Task to carry out — In the article about the Meta AI breach, copy the stretch from "When Meta disclosed" through "immediate operational consequences." word for word.

Page extract —

Segment Open

When Meta disclosed details of a recent security breach affecting its AI systems, it confirmed what many security professionals have quietly feared: the threat models enterprises rely on today were not designed for a world where AI models are core infrastructure.
The breach, which targeted vulnerabilities specific to Meta’s AI stack, did not follow the playbook of traditional cyberattacks. It exploited weaknesses that frameworks like MITRE ATT&CK — the industry standard for mapping adversary behaviour — simply do not cover in sufficient depth. For Indian enterprises rushing to deploy large language models and AI-powered tools, this is a wake-up call with immediate operational consequences.
Why AI Systems Are a Different Kind of Attack Surface
Traditional security focuses on protecting networks, endpoints, and databases. AI systems introduce new categories of risk that sit outside these boundaries.
Prompt injection, for instance, allows attackers to manipulate an AI model’s behaviour by crafting malicious inputs — essentially tricking the model into ignoring its instructions or leaking sensitive data. Data poisoning targets the training phase, corrupting the model before it even reaches production. Model extraction lets competitors or adversaries steal proprietary AI by querying it repeatedly and reverse-engineering its logic.

Segment Closed

Extracted entries —
Segment Open

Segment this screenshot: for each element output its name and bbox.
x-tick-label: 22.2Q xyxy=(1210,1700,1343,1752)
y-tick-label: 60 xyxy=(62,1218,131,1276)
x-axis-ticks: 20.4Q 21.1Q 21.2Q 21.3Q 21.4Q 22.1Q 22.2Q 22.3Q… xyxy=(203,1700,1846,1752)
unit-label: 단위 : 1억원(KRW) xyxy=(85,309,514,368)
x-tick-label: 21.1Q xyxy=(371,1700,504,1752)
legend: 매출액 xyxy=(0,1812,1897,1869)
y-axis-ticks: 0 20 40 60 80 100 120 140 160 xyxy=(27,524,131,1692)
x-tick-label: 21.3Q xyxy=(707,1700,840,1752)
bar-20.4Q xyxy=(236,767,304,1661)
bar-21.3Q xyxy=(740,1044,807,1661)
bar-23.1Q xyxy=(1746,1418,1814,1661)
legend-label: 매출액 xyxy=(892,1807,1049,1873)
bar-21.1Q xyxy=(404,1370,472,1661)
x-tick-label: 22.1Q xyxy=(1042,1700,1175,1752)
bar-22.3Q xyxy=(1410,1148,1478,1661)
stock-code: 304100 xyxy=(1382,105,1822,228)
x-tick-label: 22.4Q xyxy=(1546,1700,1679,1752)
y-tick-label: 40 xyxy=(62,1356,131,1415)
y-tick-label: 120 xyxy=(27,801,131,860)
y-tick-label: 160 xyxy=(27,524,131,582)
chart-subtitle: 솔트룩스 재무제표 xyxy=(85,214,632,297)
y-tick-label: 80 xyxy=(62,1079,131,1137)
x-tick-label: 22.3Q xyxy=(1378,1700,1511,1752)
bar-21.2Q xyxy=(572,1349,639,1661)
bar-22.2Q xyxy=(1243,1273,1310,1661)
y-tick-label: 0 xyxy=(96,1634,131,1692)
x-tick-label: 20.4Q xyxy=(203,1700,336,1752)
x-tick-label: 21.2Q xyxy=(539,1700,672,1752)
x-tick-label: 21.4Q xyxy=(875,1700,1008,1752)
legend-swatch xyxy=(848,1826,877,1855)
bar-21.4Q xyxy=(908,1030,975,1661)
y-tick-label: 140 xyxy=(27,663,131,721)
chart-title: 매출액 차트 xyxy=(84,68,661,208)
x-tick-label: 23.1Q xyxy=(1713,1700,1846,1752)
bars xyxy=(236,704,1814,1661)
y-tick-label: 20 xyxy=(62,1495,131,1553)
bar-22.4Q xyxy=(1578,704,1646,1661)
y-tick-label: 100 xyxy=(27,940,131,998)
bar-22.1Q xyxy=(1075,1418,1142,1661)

Segment Closed

Task answer —
When Meta disclosed details of a recent security breach affecting its AI systems, it confirmed what many security professionals have quietly feared: the threat models enterprises rely on today were not designed for a world where AI models are core infrastructure.
The breach, which targeted vulnerabilities specific to Meta’s AI stack, did not follow the playbook of traditional cyberattacks. It exploited weaknesses that frameworks like MITRE ATT&CK — the industry standard for mapping adversary behaviour — simply do not cover in sufficient depth. For Indian enterprises rushing to deploy large language models and AI-powered tools, this is a wake-up call with immediate operational consequences.